▶ Task prompt
Leaving out the pictures, transcribe all of the records faithfully.

▶ Records for this task
————

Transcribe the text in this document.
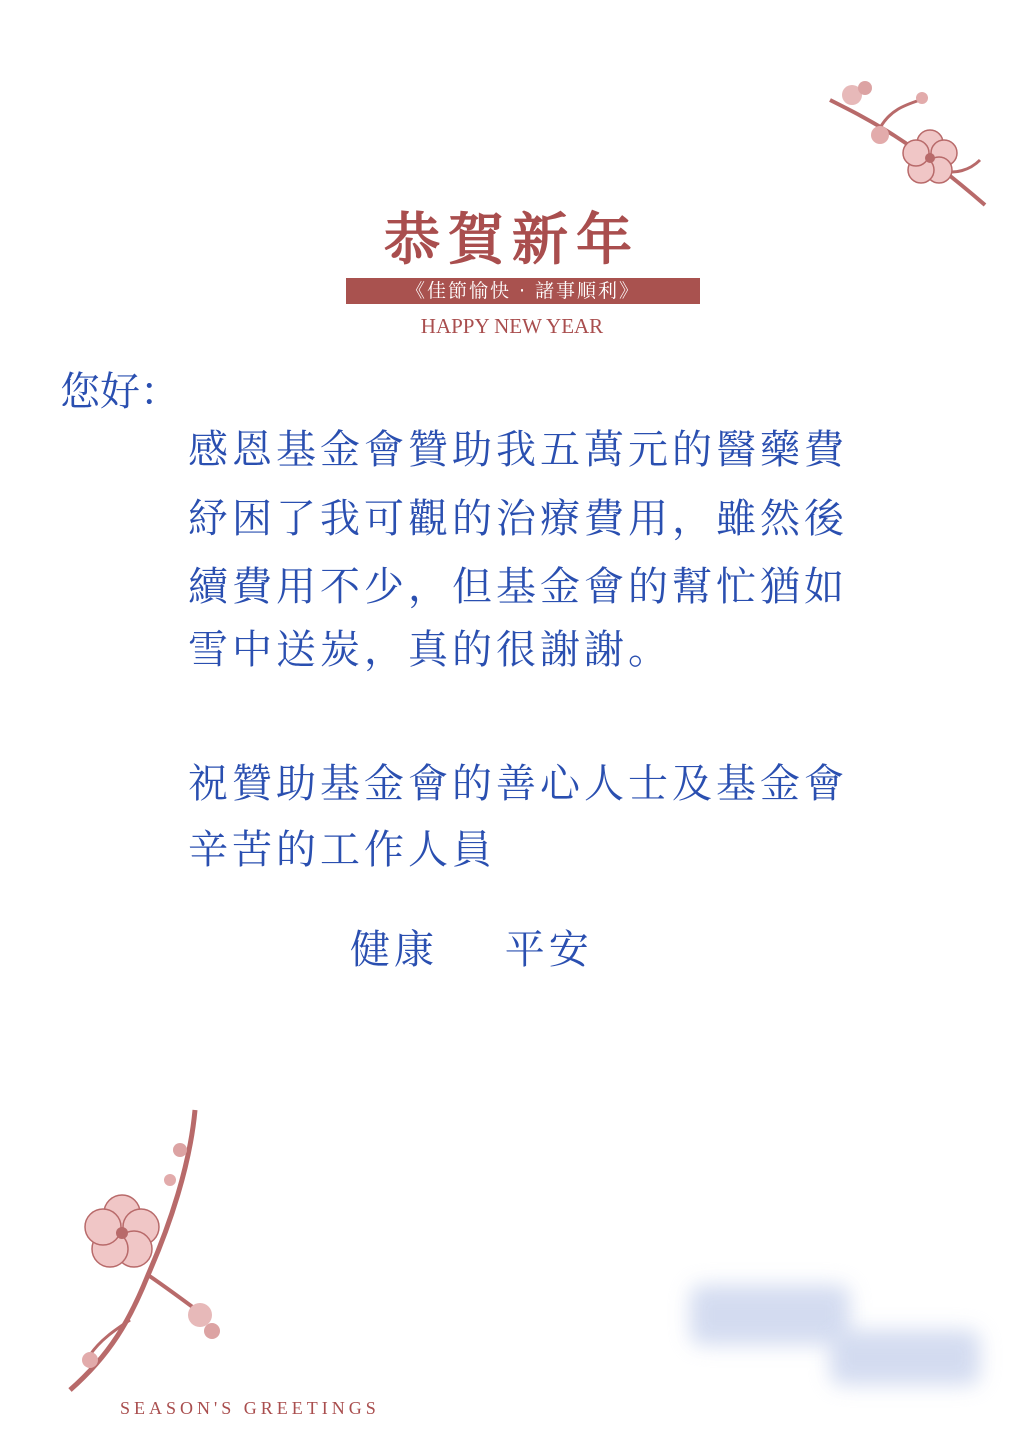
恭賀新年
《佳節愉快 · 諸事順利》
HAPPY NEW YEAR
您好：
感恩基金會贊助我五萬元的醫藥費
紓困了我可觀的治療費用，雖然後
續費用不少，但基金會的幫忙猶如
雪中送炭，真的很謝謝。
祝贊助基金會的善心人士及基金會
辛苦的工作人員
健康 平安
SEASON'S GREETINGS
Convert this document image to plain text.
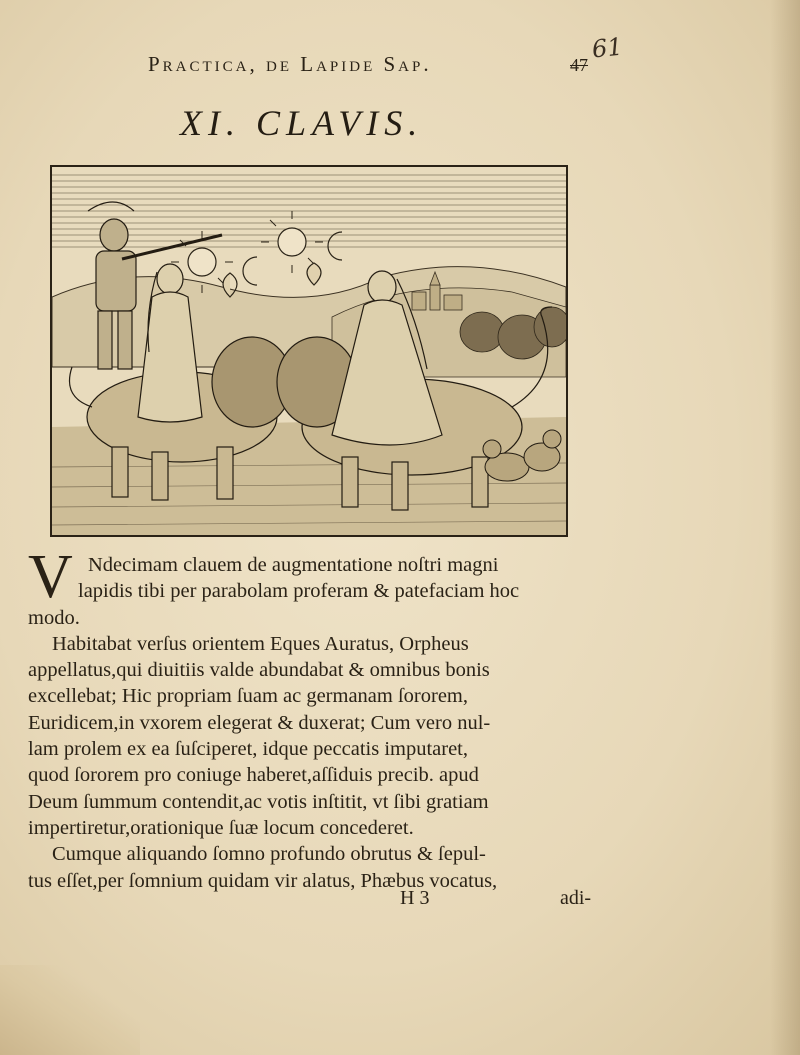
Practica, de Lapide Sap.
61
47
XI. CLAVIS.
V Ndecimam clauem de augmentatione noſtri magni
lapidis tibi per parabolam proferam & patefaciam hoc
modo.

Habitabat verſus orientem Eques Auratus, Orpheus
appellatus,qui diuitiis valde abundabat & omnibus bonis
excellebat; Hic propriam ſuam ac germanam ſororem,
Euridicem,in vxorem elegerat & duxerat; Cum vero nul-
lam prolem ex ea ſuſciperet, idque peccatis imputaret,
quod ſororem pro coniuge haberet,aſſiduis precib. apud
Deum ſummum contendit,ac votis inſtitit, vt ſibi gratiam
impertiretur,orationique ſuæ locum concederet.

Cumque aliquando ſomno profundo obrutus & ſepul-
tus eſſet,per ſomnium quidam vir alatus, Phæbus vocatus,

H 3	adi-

————

▶ Task response
Transcribe the text in this document.
恭賀新年
《佳節愉快 · 諸事順利》
HAPPY NEW YEAR
您好：
感恩基金會贊助我五萬元的醫藥費
紓困了我可觀的治療費用，雖然後
續費用不少，但基金會的幫忙猶如
雪中送炭，真的很謝謝。
祝贊助基金會的善心人士及基金會
辛苦的工作人員
健康 平安
SEASON'S GREETINGS
Convert this document image to plain text.
Practica, de Lapide Sap.
61
47
XI. CLAVIS.
V Ndecimam clauem de augmentatione noſtri magni
lapidis tibi per parabolam proferam & patefaciam hoc
modo.

Habitabat verſus orientem Eques Auratus, Orpheus
appellatus,qui diuitiis valde abundabat & omnibus bonis
excellebat; Hic propriam ſuam ac germanam ſororem,
Euridicem,in vxorem elegerat & duxerat; Cum vero nul-
lam prolem ex ea ſuſciperet, idque peccatis imputaret,
quod ſororem pro coniuge haberet,aſſiduis precib. apud
Deum ſummum contendit,ac votis inſtitit, vt ſibi gratiam
impertiretur,orationique ſuæ locum concederet.

Cumque aliquando ſomno profundo obrutus & ſepul-
tus eſſet,per ſomnium quidam vir alatus, Phæbus vocatus,

H 3	adi-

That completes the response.